**PAGE EXTRACT:**
○ ○ ○
Deploying your first Smart Contract on Moonbeam using Hardhat
Favor Onuoha
Staking has gone mainstream in recent years with some of the biggest staking pools like Staking Rewards and Staking Assistance making millions by simply offering a route for users to stake their assets in a pool quickly.
In this tutorial, we're going to be demonstrating how you can deploy your first Staking Smart Contract on Moonbeam.
What is Staking?
If you're new to Staking, here's a quick breakdown.
In Decentralized Finance (DeFi), Staking is a process in blockchain networks where participants lock up their cryptocurrency tokens to support network operations and, in return, earn rewards.
In contrast to traditional banking practices, staking can be best compared to investment banking, where you lock up your funds in an investment product for some time, during which the principal amount will earn some returns.
Recently, Staking has become an alternative to the energy-intensive proof-of-work (PoW) consensus mechanism used by networks like Bitcoin. In a proof-of-stake (PoS) system, the ability to validate transactions and create new blocks is typically proportional to the amount of cryptocurrency a user has staked.
What is Moonbeam
Moonbeam is a smart contract platform that provides Ethereum compatibility within the Polkadot ecosystem. It allows developers to deploy existing Solidity smart contracts and dApp frontends to Moonbeam with minimal changes, effectively creating a bridge between Ethereum and Polkadot.
Prerequisites
This is a beginner-friendly tutorial, but you'll need to understand two essential topics to be able to follow along:
Next JS: A react js framework built with TypeScript
Solidity: The primary programming language for developing smart contracts on Ethereum-compatible platforms, including Moonbeam.
○ ○ ○
**ENTRIES SHOWN:**
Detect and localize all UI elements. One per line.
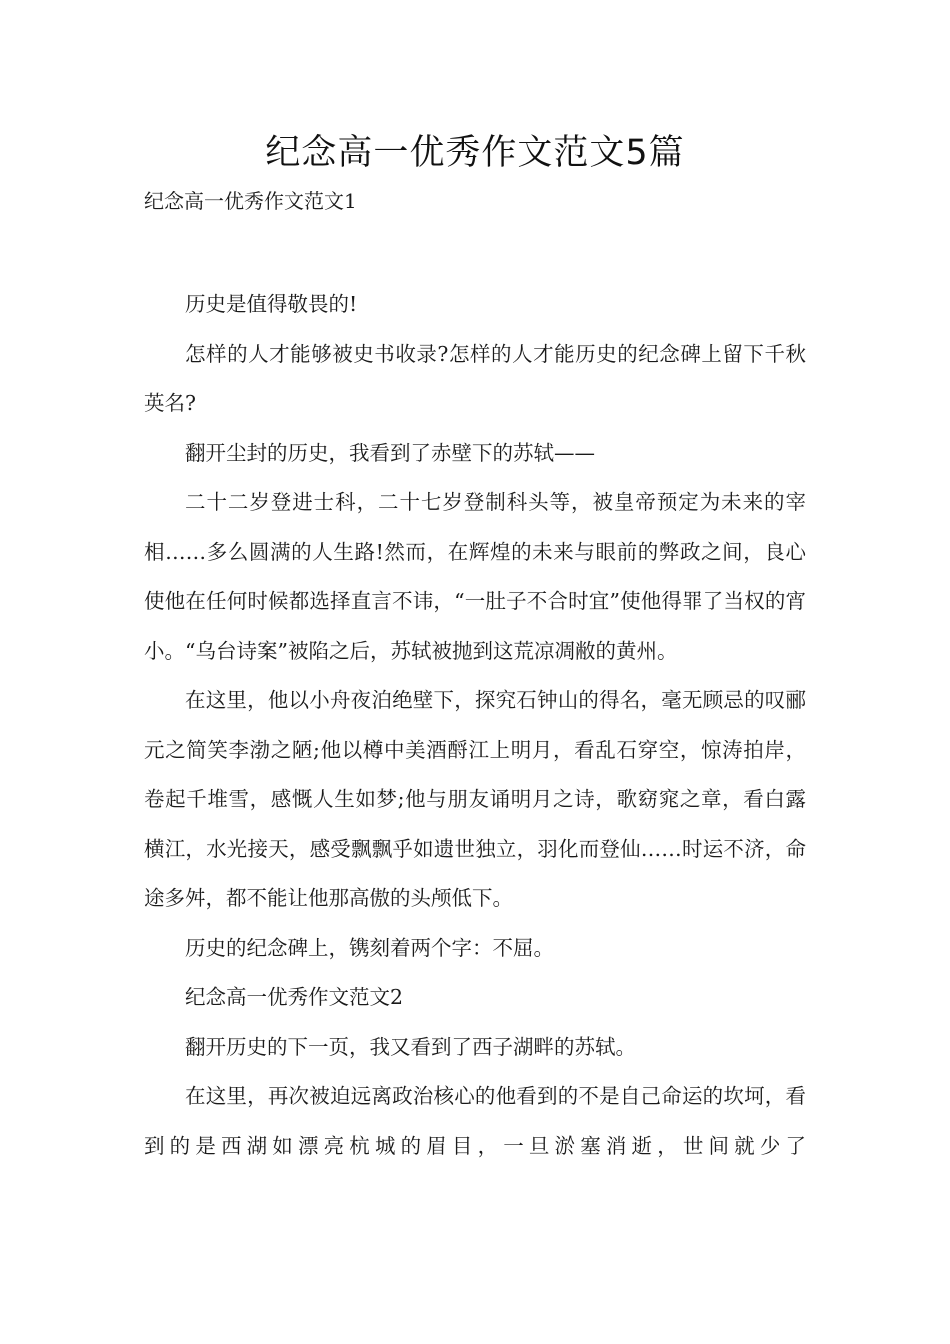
paragraph: 在这里，再次被迫远离政治核心的他看到的不是自己命运的坎坷，看到的是西湖如漂亮杭城的眉目，一旦淤塞消逝，世间就少了 <box>144 1084 806 1158</box>
section-heading-1: 纪念高一优秀作文范文1 <box>144 189 357 213</box>
paragraph: 翻开历史的下一页，我又看到了西子湖畔的苏轼。 <box>185 1034 636 1059</box>
paragraph: 历史是值得敬畏的! <box>185 292 358 316</box>
section-heading-2: 纪念高一优秀作文范文2 <box>185 985 404 1009</box>
paragraph: 在这里，他以小舟夜泊绝壁下，探究石钟山的得名，毫无顾忌的叹郦元之简笑李渤之陋;他以樽中美酒酹江上明月，看乱石穿空，惊涛拍岸，卷起千堆雪，感慨人生如梦;他与朋友诵明月之诗，歌窈窕之章，看白露横江，水光接天，感受飘飘乎如遗世独立，羽化而登仙……时运不济，命途多舛，都不能让他那高傲的头颅低下。 <box>144 688 806 910</box>
document-body <box>144 280 806 1171</box>
paragraph: 历史的纪念碑上，镌刻着两个字：不屈。 <box>185 935 554 960</box>
paragraph: 怎样的人才能够被史书收录?怎样的人才能历史的纪念碑上留下千秋英名? <box>144 341 806 415</box>
paragraph: 翻开尘封的历史，我看到了赤壁下的苏轼—— <box>185 440 595 465</box>
document-title: 纪念高一优秀作文范文5篇 <box>265 133 685 173</box>
paragraph: 二十二岁登进士科，二十七岁登制科头等，被皇帝预定为未来的宰相……多么圆满的人生路!然而，在辉煌的未来与眼前的弊政之间，良心使他在任何时候都选择直言不讳，“一肚子不合时宜”使他得罪了当权的宵小。“乌台诗案”被陷之后，苏轼被抛到这荒凉凋敝的黄州。 <box>144 490 806 663</box>
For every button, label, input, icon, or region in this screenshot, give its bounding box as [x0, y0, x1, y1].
○ ○ ○
**EXERCISE DIRECTIONS:** Can you retype the whole Moonbeam tutorial word for word, from its title to its last line? The records are material separate from the Moonbeam tutorial.

**TASK RESULT:**
Deploying your first Smart Contract on Moonbeam using Hardhat
Favor Onuoha
Staking has gone mainstream in recent years with some of the biggest staking pools like Staking Rewards and Staking Assistance making millions by simply offering a route for users to stake their assets in a pool quickly.
In this tutorial, we're going to be demonstrating how you can deploy your first Staking Smart Contract on Moonbeam.
What is Staking?
If you're new to Staking, here's a quick breakdown.
In Decentralized Finance (DeFi), Staking is a process in blockchain networks where participants lock up their cryptocurrency tokens to support network operations and, in return, earn rewards.
In contrast to traditional banking practices, staking can be best compared to investment banking, where you lock up your funds in an investment product for some time, during which the principal amount will earn some returns.
Recently, Staking has become an alternative to the energy-intensive proof-of-work (PoW) consensus mechanism used by networks like Bitcoin. In a proof-of-stake (PoS) system, the ability to validate transactions and create new blocks is typically proportional to the amount of cryptocurrency a user has staked.
What is Moonbeam
Moonbeam is a smart contract platform that provides Ethereum compatibility within the Polkadot ecosystem. It allows developers to deploy existing Solidity smart contracts and dApp frontends to Moonbeam with minimal changes, effectively creating a bridge between Ethereum and Polkadot.
Prerequisites
This is a beginner-friendly tutorial, but you'll need to understand two essential topics to be able to follow along:
Next JS: A react js framework built with TypeScript
Solidity: The primary programming language for developing smart contracts on Ethereum-compatible platforms, including Moonbeam.